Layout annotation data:
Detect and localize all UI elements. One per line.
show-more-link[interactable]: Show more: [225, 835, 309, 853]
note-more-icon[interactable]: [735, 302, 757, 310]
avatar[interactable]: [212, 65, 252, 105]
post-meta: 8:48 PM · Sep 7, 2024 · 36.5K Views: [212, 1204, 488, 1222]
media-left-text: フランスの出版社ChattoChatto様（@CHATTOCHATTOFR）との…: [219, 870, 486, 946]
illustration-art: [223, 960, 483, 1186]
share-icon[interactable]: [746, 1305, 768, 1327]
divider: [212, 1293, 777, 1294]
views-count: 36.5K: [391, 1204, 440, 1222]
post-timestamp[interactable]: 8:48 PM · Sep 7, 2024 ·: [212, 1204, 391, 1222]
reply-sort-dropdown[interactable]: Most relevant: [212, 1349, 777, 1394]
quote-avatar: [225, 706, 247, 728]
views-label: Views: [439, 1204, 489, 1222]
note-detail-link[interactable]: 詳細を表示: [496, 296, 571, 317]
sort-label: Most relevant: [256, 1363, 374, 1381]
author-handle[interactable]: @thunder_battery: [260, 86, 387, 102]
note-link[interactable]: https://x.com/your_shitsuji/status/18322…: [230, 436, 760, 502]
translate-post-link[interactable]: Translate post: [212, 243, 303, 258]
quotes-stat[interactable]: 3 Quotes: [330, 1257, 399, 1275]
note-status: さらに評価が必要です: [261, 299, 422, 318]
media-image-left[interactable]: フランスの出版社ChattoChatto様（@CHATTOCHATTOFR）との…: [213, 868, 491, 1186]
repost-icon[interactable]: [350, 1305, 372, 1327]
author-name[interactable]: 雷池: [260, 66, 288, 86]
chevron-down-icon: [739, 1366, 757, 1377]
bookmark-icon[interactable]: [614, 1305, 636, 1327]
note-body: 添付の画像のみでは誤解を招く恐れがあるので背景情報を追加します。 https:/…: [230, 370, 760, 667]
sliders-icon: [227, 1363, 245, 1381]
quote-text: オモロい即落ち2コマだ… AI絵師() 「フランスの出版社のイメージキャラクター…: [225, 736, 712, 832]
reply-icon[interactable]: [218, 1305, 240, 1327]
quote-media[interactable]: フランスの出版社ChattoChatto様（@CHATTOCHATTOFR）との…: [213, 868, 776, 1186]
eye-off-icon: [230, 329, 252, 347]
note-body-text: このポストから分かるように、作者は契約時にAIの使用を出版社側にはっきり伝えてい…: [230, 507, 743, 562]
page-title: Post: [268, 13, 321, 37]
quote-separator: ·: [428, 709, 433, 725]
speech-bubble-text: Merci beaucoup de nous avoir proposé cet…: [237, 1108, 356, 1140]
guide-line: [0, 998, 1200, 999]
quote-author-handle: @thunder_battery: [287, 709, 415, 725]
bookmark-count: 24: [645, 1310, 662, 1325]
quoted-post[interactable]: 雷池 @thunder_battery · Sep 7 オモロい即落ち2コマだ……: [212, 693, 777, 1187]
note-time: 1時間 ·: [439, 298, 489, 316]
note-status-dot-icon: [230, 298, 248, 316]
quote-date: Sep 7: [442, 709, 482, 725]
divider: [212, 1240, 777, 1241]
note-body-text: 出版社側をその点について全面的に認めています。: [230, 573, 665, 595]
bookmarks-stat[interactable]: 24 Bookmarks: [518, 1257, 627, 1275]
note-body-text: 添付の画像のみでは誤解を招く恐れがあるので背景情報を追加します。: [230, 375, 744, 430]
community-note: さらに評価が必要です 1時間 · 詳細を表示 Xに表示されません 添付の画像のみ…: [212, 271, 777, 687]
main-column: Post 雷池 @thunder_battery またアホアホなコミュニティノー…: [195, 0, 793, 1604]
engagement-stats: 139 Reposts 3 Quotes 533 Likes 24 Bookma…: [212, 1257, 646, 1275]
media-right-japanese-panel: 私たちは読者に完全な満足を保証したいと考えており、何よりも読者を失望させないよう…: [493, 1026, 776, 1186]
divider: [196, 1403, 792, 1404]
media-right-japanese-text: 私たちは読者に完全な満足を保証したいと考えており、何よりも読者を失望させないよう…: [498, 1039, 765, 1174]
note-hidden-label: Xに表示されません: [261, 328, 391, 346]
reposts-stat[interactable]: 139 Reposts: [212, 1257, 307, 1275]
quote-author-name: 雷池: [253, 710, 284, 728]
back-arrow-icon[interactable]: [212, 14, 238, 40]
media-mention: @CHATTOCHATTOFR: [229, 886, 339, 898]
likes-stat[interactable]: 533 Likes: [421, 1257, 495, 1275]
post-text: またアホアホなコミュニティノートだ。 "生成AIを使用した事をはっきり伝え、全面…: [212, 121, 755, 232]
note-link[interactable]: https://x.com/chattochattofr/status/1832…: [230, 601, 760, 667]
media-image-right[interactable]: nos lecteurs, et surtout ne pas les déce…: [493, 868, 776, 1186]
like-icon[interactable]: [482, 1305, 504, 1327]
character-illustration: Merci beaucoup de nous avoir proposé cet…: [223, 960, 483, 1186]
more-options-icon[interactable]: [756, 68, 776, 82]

◆ WHAT IS BEING ASKED: Can you format every line of the material above as a Markdown table with a "Row" column for the line number and a "Material line" column for the line itself, leaving out any blank lines?

◆ COMPLETE RESPONSE:
| Row | Material line |
|---|---|
| 1 | Detect and localize all UI elements. One per line. |
| 2 | show-more-link[interactable]: Show more: [225, 835, 309, 853] |
| 3 | note-more-icon[interactable]: [735, 302, 757, 310] |
| 4 | avatar[interactable]: [212, 65, 252, 105] |
| 5 | post-meta: 8:48 PM · Sep 7, 2024 · 36.5K Views: [212, 1204, 488, 1222] |
| 6 | media-left-text: フランスの出版社ChattoChatto様（@CHATTOCHATTOFR）との…: [219, 870, 486, 946] |
| 7 | illustration-art: [223, 960, 483, 1186] |
| 8 | share-icon[interactable]: [746, 1305, 768, 1327] |
| 9 | divider: [212, 1293, 777, 1294] |
| 10 | views-count: 36.5K: [391, 1204, 440, 1222] |
| 11 | post-timestamp[interactable]: 8:48 PM · Sep 7, 2024 ·: [212, 1204, 391, 1222] |
| 12 | reply-sort-dropdown[interactable]: Most relevant: [212, 1349, 777, 1394] |
| 13 | quote-avatar: [225, 706, 247, 728] |
| 14 | views-label: Views: [439, 1204, 489, 1222] |
| 15 | note-detail-link[interactable]: 詳細を表示: [496, 296, 571, 317] |
| 16 | sort-label: Most relevant: [256, 1363, 374, 1381] |
| 17 | author-handle[interactable]: @thunder_battery: [260, 86, 387, 102] |
| 18 | note-link[interactable]: https://x.com/your_shitsuji/status/18322…: [230, 436, 760, 502] |
| 19 | translate-post-link[interactable]: Translate post: [212, 243, 303, 258] |
| 20 | quotes-stat[interactable]: 3 Quotes: [330, 1257, 399, 1275] |
| 21 | note-status: さらに評価が必要です: [261, 299, 422, 318] |
| 22 | media-image-left[interactable]: フランスの出版社ChattoChatto様（@CHATTOCHATTOFR）との…: [213, 868, 491, 1186] |
| 23 | repost-icon[interactable]: [350, 1305, 372, 1327] |
| 24 | author-name[interactable]: 雷池: [260, 66, 288, 86] |
| 25 | chevron-down-icon: [739, 1366, 757, 1377] |
| 26 | bookmark-icon[interactable]: [614, 1305, 636, 1327] |
| 27 | note-body: 添付の画像のみでは誤解を招く恐れがあるので背景情報を追加します。 https:/…: [230, 370, 760, 667] |
| 28 | sliders-icon: [227, 1363, 245, 1381] |
| 29 | quote-text: オモロい即落ち2コマだ… AI絵師() 「フランスの出版社のイメージキャラクター…: [225, 736, 712, 832] |
| 30 | reply-icon[interactable]: [218, 1305, 240, 1327] |
| 31 | quote-media[interactable]: フランスの出版社ChattoChatto様（@CHATTOCHATTOFR）との…: [213, 868, 776, 1186] |
| 32 | eye-off-icon: [230, 329, 252, 347] |
| 33 | note-body-text: このポストから分かるように、作者は契約時にAIの使用を出版社側にはっきり伝えてい…: [230, 507, 743, 562] |
| 34 | page-title: Post: [268, 13, 321, 37] |
| 35 | quote-separator: ·: [428, 709, 433, 725] |
| 36 | speech-bubble-text: Merci beaucoup de nous avoir proposé cet…: [237, 1108, 356, 1140] |
| 37 | guide-line: [0, 998, 1200, 999] |
| 38 | quote-author-handle: @thunder_battery: [287, 709, 415, 725] |
| 39 | bookmark-count: 24: [645, 1310, 662, 1325] |
| 40 | quoted-post[interactable]: 雷池 @thunder_battery · Sep 7 オモロい即落ち2コマだ……: [212, 693, 777, 1187] |
| 41 | note-time: 1時間 ·: [439, 298, 489, 316] |
| 42 | note-status-dot-icon: [230, 298, 248, 316] |
| 43 | quote-date: Sep 7: [442, 709, 482, 725] |
| 44 | divider: [212, 1240, 777, 1241] |
| 45 | note-body-text: 出版社側をその点について全面的に認めています。: [230, 573, 665, 595] |
| 46 | bookmarks-stat[interactable]: 24 Bookmarks: [518, 1257, 627, 1275] |
| 47 | note-body-text: 添付の画像のみでは誤解を招く恐れがあるので背景情報を追加します。: [230, 375, 744, 430] |
| 48 | community-note: さらに評価が必要です 1時間 · 詳細を表示 Xに表示されません 添付の画像のみ…: [212, 271, 777, 687] |
| 49 | main-column: Post 雷池 @thunder_battery またアホアホなコミュニティノー…: [195, 0, 793, 1604] |
| 50 | engagement-stats: 139 Reposts 3 Quotes 533 Likes 24 Bookma…: [212, 1257, 646, 1275] |
| 51 | media-right-japanese-panel: 私たちは読者に完全な満足を保証したいと考えており、何よりも読者を失望させないよう…: [493, 1026, 776, 1186] |
| 52 | divider: [196, 1403, 792, 1404] |
| 53 | media-right-japanese-text: 私たちは読者に完全な満足を保証したいと考えており、何よりも読者を失望させないよう…: [498, 1039, 765, 1174] |
| 54 | note-hidden-label: Xに表示されません: [261, 328, 391, 346] |
| 55 | reposts-stat[interactable]: 139 Reposts: [212, 1257, 307, 1275] |
| 56 | quote-author-name: 雷池: [253, 710, 284, 728] |
| 57 | back-arrow-icon[interactable]: [212, 14, 238, 40] |
| 58 | media-mention: @CHATTOCHATTOFR: [229, 886, 339, 898] |
| 59 | likes-stat[interactable]: 533 Likes: [421, 1257, 495, 1275] |
| 60 | post-text: またアホアホなコミュニティノートだ。 "生成AIを使用した事をはっきり伝え、全面…: [212, 121, 755, 232] |
| 61 | note-link[interactable]: https://x.com/chattochattofr/status/1832…: [230, 601, 760, 667] |
| 62 | media-image-right[interactable]: nos lecteurs, et surtout ne pas les déce…: [493, 868, 776, 1186] |
| 63 | like-icon[interactable]: [482, 1305, 504, 1327] |
| 64 | character-illustration: Merci beaucoup de nous avoir proposé cet…: [223, 960, 483, 1186] |
| 65 | more-options-icon[interactable]: [756, 68, 776, 82] |